_GIVEN REQUEST_.
Reproduce the listing below word for word, with no pictures.

_RECORDS SUPPLIED_.
+++
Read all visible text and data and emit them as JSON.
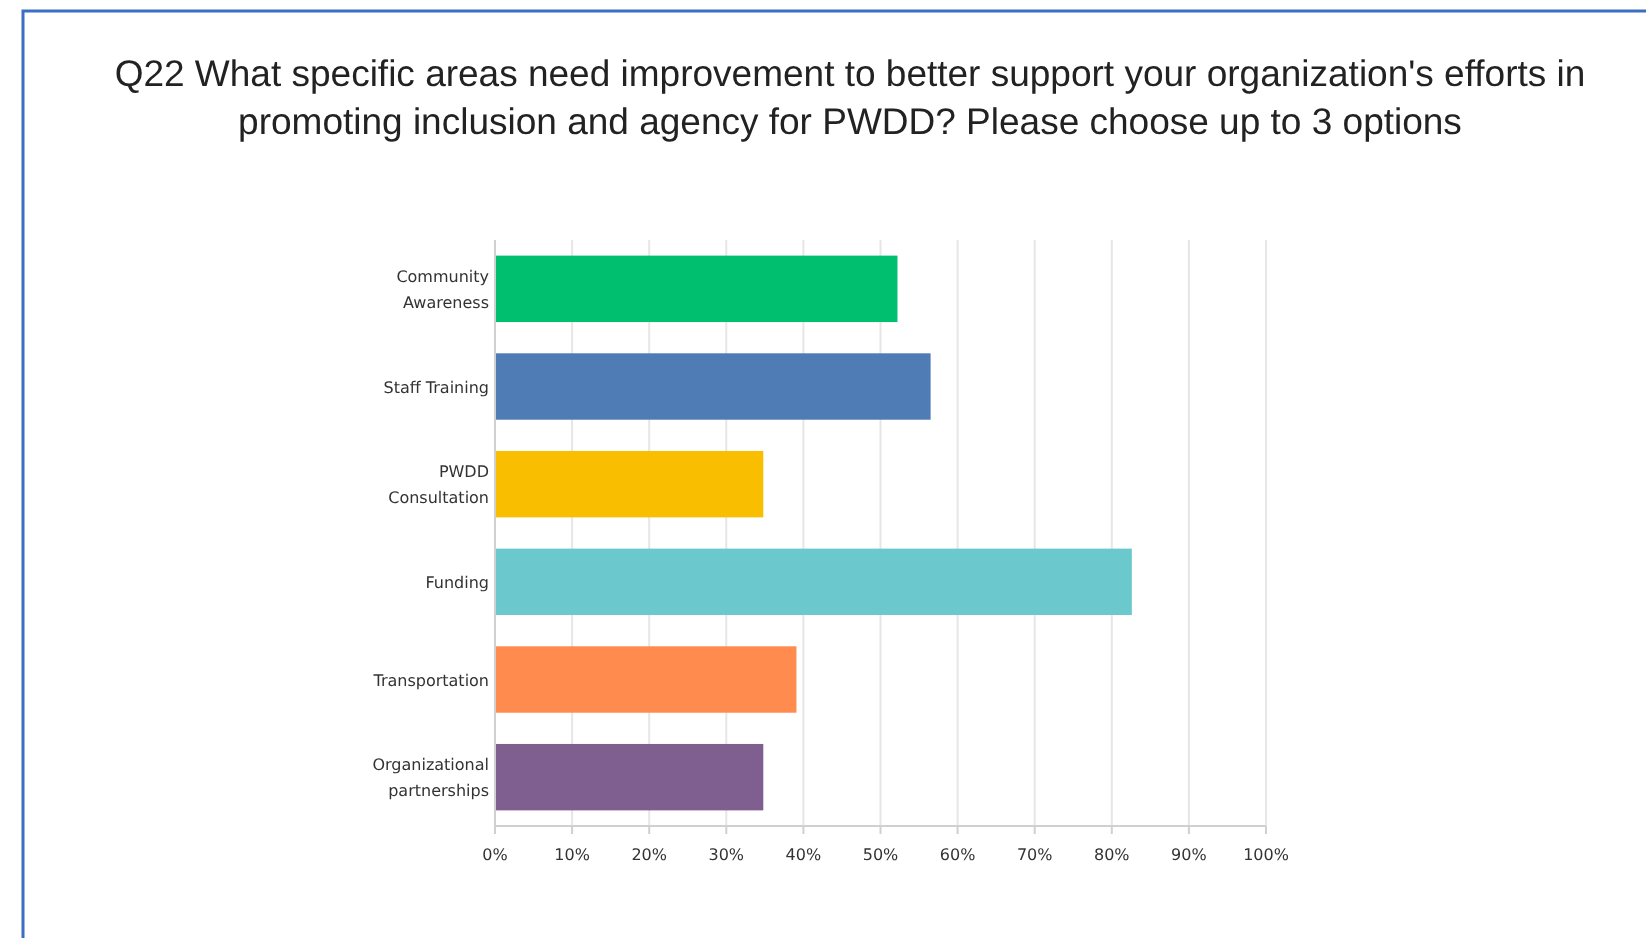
{
  "chart_data": {
    "type": "bar",
    "orientation": "horizontal",
    "title": "Q22 What specific areas need improvement to better support your organization's efforts in promoting inclusion and agency for PWDD? Please choose up to 3 options",
    "categories": [
      "Community Awareness",
      "Staff Training",
      "PWDD Consultation",
      "Funding",
      "Transportation",
      "Organizational partnerships"
    ],
    "values": [
      52.2,
      56.5,
      34.8,
      82.6,
      39.1,
      34.8
    ],
    "colors": [
      "#00bf6f",
      "#507cb6",
      "#f9be00",
      "#6bc8cd",
      "#ff8b4f",
      "#7f5f90"
    ],
    "xlim": [
      0,
      100
    ],
    "xticks": [
      {
        "value": 0,
        "label": "0%"
      },
      {
        "value": 10,
        "label": "10%"
      },
      {
        "value": 20,
        "label": "20%"
      },
      {
        "value": 30,
        "label": "30%"
      },
      {
        "value": 40,
        "label": "40%"
      },
      {
        "value": 50,
        "label": "50%"
      },
      {
        "value": 60,
        "label": "60%"
      },
      {
        "value": 70,
        "label": "70%"
      },
      {
        "value": 80,
        "label": "80%"
      },
      {
        "value": 90,
        "label": "90%"
      },
      {
        "value": 100,
        "label": "100%"
      }
    ],
    "grid": "x"
  }
}
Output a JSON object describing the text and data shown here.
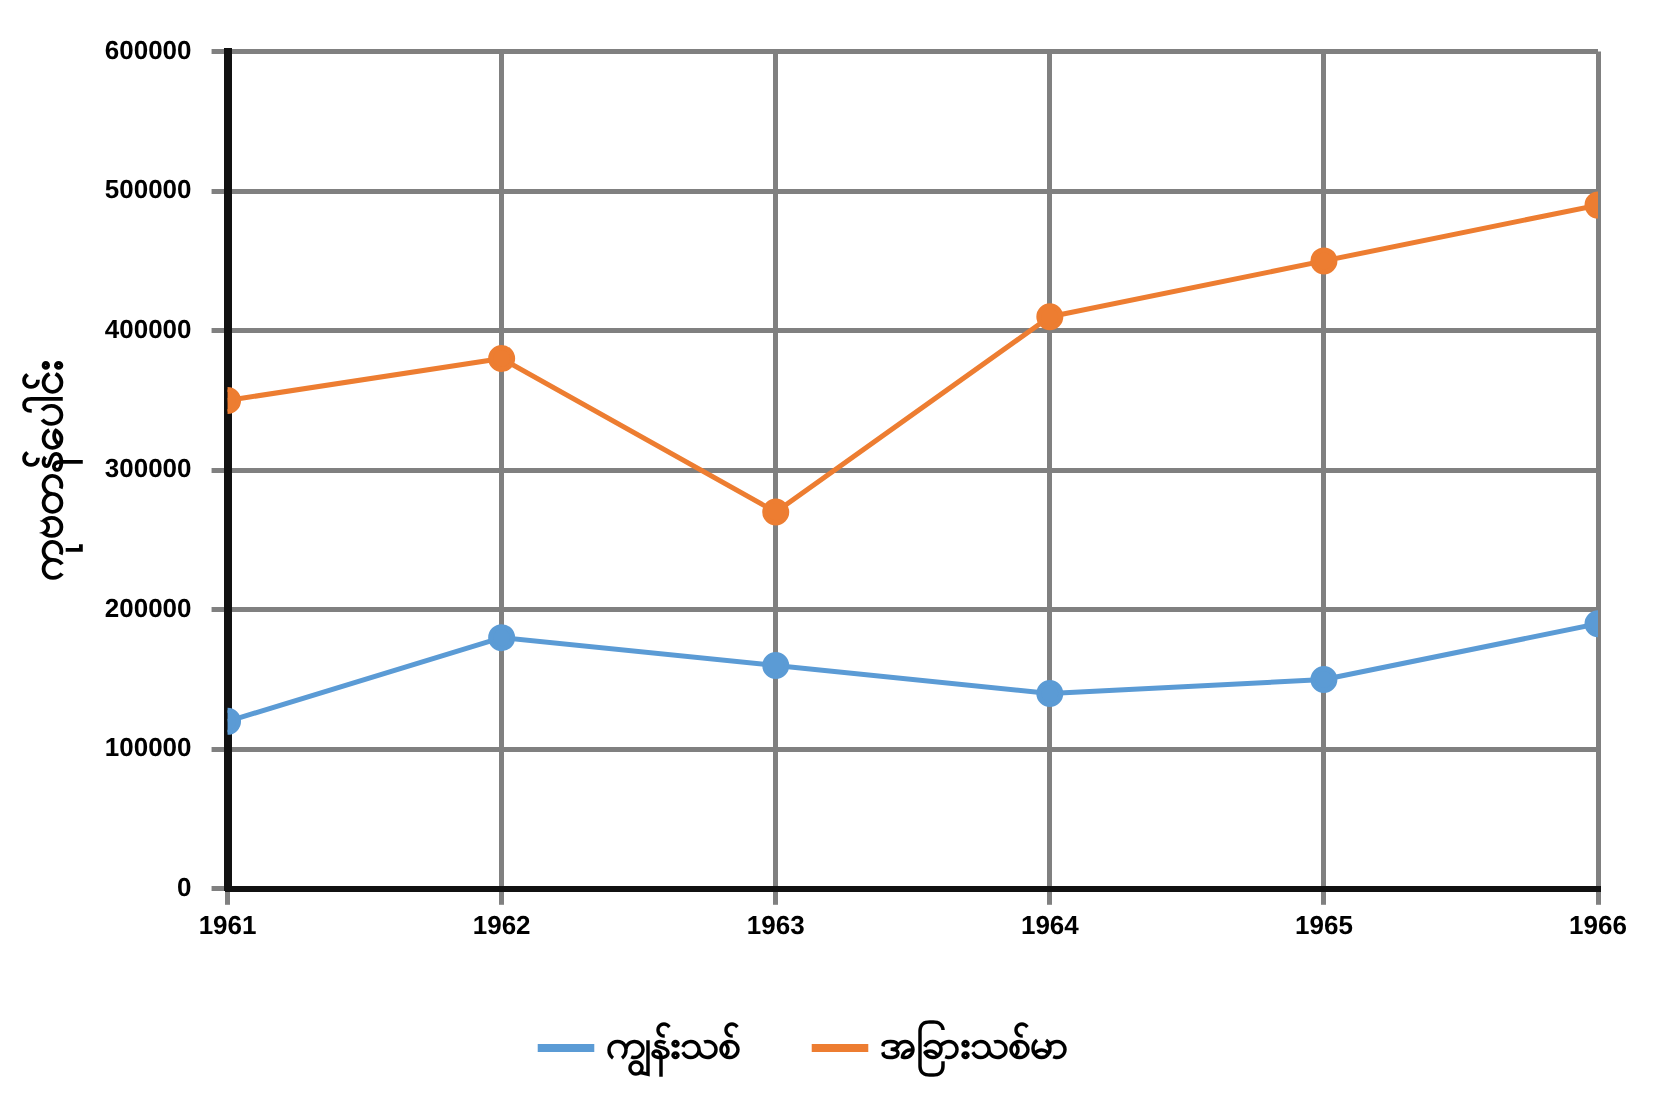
+++
_OUTPUT OF THE EXERCISE_.
Read all visible text and data and emit them as JSON.
{
  "chart_data": {
    "type": "bar",
    "orientation": "horizontal",
    "title": "Q22 What specific areas need improvement to better support your organization's efforts in promoting inclusion and agency for PWDD? Please choose up to 3 options",
    "categories": [
      "Community Awareness",
      "Staff Training",
      "PWDD Consultation",
      "Funding",
      "Transportation",
      "Organizational partnerships"
    ],
    "values": [
      52.2,
      56.5,
      34.8,
      82.6,
      39.1,
      34.8
    ],
    "colors": [
      "#00bf6f",
      "#507cb6",
      "#f9be00",
      "#6bc8cd",
      "#ff8b4f",
      "#7f5f90"
    ],
    "xlim": [
      0,
      100
    ],
    "xticks": [
      {
        "value": 0,
        "label": "0%"
      },
      {
        "value": 10,
        "label": "10%"
      },
      {
        "value": 20,
        "label": "20%"
      },
      {
        "value": 30,
        "label": "30%"
      },
      {
        "value": 40,
        "label": "40%"
      },
      {
        "value": 50,
        "label": "50%"
      },
      {
        "value": 60,
        "label": "60%"
      },
      {
        "value": 70,
        "label": "70%"
      },
      {
        "value": 80,
        "label": "80%"
      },
      {
        "value": 90,
        "label": "90%"
      },
      {
        "value": 100,
        "label": "100%"
      }
    ],
    "grid": "x"
  }
}
Output a JSON object describing the text and data shown here.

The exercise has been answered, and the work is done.